§ **What you have to do**
Look below. Copy each line that has "screenshot" in it.

§ **Records**
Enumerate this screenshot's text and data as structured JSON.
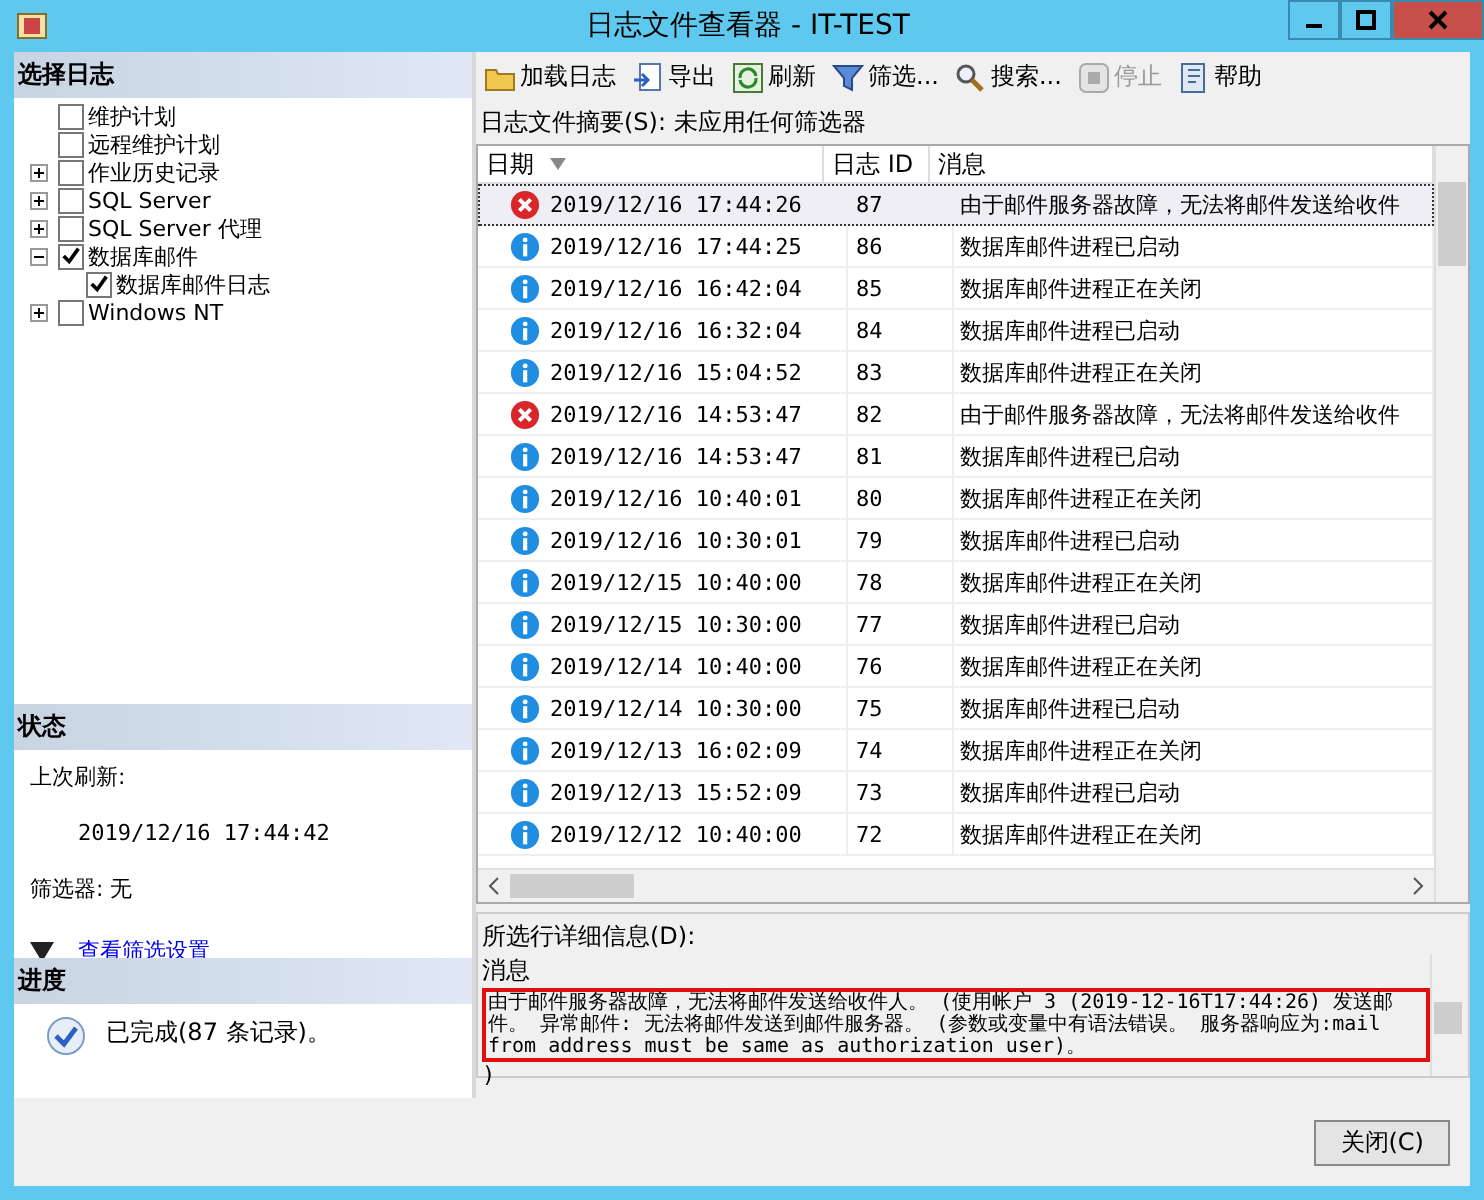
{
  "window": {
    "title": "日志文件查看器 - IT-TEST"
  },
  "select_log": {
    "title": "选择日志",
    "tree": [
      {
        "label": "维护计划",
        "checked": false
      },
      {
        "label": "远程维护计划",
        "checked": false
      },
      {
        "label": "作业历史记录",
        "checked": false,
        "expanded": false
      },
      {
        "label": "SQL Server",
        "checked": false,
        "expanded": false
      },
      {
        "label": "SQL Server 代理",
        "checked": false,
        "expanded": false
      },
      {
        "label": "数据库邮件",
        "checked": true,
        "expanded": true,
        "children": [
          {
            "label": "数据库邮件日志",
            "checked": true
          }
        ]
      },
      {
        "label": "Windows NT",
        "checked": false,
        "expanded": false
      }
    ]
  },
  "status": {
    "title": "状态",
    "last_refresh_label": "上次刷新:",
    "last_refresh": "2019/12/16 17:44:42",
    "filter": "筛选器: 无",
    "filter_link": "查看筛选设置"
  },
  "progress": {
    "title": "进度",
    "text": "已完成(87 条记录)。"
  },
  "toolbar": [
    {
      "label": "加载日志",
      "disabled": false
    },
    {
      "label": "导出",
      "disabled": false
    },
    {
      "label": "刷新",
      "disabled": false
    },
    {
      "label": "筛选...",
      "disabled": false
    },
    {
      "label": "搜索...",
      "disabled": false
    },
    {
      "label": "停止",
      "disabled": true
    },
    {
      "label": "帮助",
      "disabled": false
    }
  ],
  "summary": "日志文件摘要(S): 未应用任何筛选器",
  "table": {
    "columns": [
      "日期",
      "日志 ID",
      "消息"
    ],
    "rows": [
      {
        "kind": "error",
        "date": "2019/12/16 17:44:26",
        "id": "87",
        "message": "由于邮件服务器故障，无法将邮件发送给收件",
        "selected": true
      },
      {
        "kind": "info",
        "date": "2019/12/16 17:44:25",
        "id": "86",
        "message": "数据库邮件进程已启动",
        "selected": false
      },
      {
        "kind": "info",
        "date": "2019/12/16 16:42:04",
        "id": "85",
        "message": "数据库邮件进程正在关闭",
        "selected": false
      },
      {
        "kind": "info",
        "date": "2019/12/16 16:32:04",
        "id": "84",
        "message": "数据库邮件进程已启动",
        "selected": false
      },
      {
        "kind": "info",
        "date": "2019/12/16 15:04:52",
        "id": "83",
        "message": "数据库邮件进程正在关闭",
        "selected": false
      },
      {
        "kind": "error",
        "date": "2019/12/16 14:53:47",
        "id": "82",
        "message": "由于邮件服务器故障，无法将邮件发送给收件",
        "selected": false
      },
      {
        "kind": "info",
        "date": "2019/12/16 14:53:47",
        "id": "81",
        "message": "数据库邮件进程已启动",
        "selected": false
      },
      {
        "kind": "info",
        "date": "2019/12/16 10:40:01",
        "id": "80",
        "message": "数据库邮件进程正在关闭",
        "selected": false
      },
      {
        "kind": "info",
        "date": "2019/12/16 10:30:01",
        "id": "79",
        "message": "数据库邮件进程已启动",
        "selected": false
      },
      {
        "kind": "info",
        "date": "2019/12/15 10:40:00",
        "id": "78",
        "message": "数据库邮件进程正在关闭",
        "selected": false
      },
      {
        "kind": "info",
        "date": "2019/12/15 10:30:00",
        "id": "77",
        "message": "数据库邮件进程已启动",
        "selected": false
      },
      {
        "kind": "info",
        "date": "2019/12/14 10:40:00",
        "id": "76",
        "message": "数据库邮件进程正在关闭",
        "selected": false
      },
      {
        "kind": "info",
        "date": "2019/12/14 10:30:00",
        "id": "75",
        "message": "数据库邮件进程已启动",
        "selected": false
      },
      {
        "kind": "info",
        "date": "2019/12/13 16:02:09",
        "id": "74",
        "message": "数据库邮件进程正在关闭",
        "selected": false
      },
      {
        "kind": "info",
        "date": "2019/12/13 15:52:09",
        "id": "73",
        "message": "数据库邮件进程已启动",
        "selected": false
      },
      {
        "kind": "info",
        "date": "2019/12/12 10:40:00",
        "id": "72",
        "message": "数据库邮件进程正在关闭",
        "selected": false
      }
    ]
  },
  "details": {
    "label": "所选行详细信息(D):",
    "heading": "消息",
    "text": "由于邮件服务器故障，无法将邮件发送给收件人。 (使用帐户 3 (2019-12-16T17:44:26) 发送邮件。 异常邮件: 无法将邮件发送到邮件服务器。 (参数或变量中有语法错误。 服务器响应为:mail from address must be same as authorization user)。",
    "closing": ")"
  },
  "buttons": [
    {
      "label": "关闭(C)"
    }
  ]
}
...
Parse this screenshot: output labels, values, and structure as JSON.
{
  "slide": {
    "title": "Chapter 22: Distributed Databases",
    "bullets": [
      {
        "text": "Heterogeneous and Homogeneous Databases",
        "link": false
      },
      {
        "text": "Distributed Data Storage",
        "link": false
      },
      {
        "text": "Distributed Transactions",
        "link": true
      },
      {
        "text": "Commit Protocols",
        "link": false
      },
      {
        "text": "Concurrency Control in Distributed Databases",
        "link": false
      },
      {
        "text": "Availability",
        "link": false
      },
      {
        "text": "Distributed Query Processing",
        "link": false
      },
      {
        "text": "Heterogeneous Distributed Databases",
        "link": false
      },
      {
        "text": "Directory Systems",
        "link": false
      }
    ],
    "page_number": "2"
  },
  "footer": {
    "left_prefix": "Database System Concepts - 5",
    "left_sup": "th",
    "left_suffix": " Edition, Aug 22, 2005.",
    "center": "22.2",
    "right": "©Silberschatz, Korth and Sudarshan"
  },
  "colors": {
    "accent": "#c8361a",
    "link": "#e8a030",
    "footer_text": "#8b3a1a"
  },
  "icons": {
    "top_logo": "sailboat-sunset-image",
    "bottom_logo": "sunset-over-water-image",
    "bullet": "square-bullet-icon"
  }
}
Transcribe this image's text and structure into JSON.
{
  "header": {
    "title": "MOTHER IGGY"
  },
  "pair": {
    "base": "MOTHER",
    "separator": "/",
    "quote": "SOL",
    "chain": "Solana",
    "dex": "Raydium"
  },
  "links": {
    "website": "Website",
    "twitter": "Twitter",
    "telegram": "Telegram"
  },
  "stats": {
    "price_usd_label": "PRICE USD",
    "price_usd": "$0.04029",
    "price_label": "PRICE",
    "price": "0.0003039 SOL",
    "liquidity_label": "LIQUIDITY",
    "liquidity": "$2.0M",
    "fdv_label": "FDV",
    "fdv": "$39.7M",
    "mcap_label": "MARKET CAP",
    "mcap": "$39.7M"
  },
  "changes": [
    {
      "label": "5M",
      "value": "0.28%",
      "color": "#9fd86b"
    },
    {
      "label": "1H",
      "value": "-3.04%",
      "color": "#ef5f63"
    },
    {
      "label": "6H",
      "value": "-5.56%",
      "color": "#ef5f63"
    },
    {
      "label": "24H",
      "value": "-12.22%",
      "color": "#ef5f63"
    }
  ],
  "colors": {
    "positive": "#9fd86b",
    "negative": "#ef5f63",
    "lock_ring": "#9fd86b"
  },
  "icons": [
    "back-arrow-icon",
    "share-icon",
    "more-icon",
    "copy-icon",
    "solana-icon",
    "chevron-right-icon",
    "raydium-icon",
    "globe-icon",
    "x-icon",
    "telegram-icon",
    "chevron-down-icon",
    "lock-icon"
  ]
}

§ **Task output**
Enumerate this screenshot's text and data as structured JSON.
Parse this screenshot: output labels, values, and structure as JSON.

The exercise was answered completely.